FRAGMENTO EXTRAÍDO ::
/---
Ahora bien, la propuesta de Barry parece atractiva, pero desafortunadamente no funciona -al menos no para cumplir los fines de estabilidad política que busca consolidar la abstinencia epistémica-. ¿Qué ocurre con el principio falibilista cuando le aplicamos sus propias cláusulas? Dicho en otras palabras, ¿puede criticarse o hacer que parezca falso, en general, el principio del falibilismo aplicado a sí mismo? ¿Puede indicarse en qué caso podría refutarse este principio?

Vale la pena mencionar aquí el argumento de Apel (1991, p. 28), en el cual nos recuerda que en realidad estas preguntas no tienen respuesta, pues aunque consiguiéramos refutar el principio falibilista utilizando un argumento convincente, ¿no podrían decir los partidarios de dicho principio que han aceptado la autoaplicabilidad en el sentido del principio mencionado y que al hacerlo han visto que el principio de la falibilidad es él mismo falible, con lo cual el principio se habría confirmado, incluso en su autorrefutación? De ser así, el principio, de hecho, sería inmune a toda crítica (¡!).
\---
Transcribe de forma íntegra y literal el fragmento sobre el principio falibilista, sin omitir ni modificar nada. Estas líneas provienen de una fuente distinta.

MATERIAL PROPORCIONADO ::
/---
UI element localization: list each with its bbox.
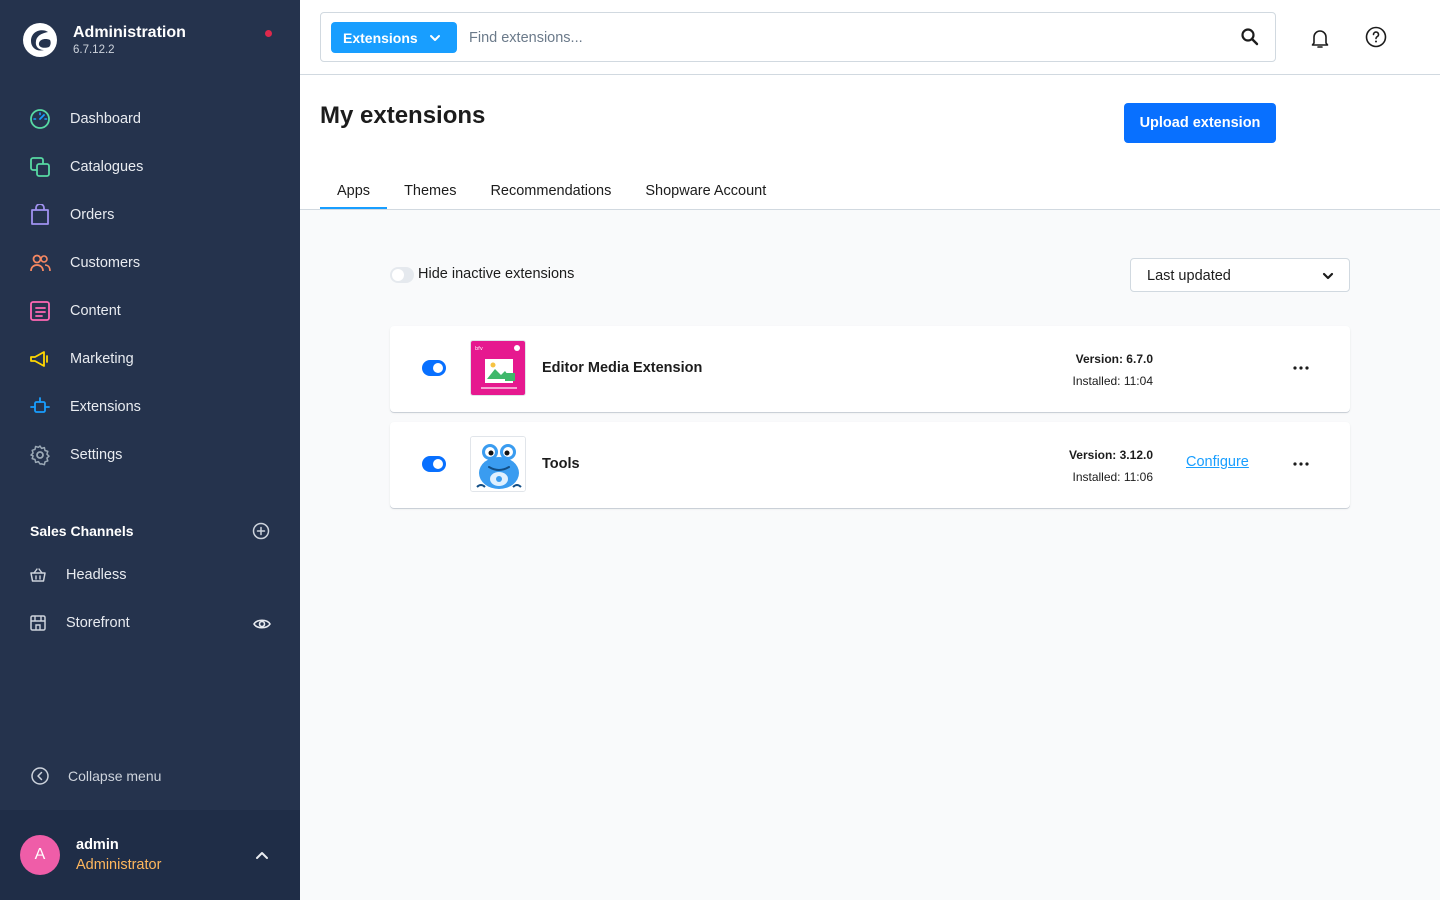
\---
SOLUCIÓN DEL EJERCICIO ::
Ahora bien, la propuesta de Barry parece atractiva, pero desafortunadamente no funciona -al menos no para cumplir los fines de estabilidad política que busca consolidar la abstinencia epistémica-. ¿Qué ocurre con el principio falibilista cuando le aplicamos sus propias cláusulas? Dicho en otras palabras, ¿puede criticarse o hacer que parezca falso, en general, el principio del falibilismo aplicado a sí mismo? ¿Puede indicarse en qué caso podría refutarse este principio?

Vale la pena mencionar aquí el argumento de Apel (1991, p. 28), en el cual nos recuerda que en realidad estas preguntas no tienen respuesta, pues aunque consiguiéramos refutar el principio falibilista utilizando un argumento convincente, ¿no podrían decir los partidarios de dicho principio que han aceptado la autoaplicabilidad en el sentido del principio mencionado y que al hacerlo han visto que el principio de la falibilidad es él mismo falible, con lo cual el principio se habría confirmado, incluso en su autorrefutación? De ser así, el principio, de hecho, sería inmune a toda crítica (¡!).